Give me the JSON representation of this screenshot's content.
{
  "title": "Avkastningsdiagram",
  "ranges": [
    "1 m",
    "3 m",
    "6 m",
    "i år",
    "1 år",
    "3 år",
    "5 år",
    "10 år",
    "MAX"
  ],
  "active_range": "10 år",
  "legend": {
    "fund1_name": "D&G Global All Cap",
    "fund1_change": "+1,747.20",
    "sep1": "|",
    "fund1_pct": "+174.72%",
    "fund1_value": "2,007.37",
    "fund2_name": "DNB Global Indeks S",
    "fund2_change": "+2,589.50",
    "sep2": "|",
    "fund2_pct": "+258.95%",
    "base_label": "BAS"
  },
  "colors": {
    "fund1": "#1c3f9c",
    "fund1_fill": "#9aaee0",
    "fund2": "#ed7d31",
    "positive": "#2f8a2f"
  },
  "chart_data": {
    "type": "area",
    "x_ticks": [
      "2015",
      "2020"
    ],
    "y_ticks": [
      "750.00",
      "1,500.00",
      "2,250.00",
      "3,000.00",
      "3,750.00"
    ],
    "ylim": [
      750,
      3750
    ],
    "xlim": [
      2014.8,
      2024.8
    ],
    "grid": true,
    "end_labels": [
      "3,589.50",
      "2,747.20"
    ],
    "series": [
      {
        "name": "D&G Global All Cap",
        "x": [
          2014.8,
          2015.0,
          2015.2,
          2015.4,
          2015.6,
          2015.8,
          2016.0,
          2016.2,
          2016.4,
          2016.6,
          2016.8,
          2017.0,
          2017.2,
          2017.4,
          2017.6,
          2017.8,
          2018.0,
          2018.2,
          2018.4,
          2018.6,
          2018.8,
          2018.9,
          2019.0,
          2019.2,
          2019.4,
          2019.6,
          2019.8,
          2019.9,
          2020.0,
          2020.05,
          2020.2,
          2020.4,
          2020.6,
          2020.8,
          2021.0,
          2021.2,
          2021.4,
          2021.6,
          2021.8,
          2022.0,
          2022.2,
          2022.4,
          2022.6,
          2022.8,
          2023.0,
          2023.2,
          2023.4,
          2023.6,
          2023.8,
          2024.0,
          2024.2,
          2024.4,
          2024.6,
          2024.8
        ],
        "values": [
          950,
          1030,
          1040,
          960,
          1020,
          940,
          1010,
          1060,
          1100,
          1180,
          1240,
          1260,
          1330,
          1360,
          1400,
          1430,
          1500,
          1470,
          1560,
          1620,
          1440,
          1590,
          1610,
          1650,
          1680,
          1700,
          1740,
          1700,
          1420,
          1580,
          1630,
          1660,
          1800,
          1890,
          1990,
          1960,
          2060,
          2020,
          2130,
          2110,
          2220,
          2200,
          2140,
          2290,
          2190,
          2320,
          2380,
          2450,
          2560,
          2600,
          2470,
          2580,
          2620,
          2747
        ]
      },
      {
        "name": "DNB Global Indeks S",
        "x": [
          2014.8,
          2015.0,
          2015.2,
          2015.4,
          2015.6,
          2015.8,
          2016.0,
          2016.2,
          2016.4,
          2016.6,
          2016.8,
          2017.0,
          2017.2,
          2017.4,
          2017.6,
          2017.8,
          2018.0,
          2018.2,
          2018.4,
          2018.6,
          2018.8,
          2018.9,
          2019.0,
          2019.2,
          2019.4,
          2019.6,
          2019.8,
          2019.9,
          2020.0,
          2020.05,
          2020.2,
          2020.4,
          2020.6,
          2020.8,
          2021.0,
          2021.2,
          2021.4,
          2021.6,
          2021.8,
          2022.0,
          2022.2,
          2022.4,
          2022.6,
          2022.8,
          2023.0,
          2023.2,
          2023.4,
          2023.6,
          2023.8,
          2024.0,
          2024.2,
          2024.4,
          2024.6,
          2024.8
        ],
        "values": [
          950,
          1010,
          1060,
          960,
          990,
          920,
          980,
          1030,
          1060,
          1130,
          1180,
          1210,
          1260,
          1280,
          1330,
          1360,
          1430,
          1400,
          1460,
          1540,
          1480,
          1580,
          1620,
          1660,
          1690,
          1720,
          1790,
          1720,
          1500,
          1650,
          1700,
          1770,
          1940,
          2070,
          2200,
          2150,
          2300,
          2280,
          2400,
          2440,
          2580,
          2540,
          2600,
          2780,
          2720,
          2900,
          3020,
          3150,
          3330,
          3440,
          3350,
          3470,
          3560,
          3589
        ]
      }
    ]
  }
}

SHORT EXERCISE: Scan the material above for the word "Global". Copy each line where it occurs.

OUTPUT FOR THIS EXERCISE:
    "fund1_name": "D&G Global All Cap",
    "fund2_name": "DNB Global Indeks S",
        "name": "D&G Global All Cap",
        "name": "DNB Global Indeks S",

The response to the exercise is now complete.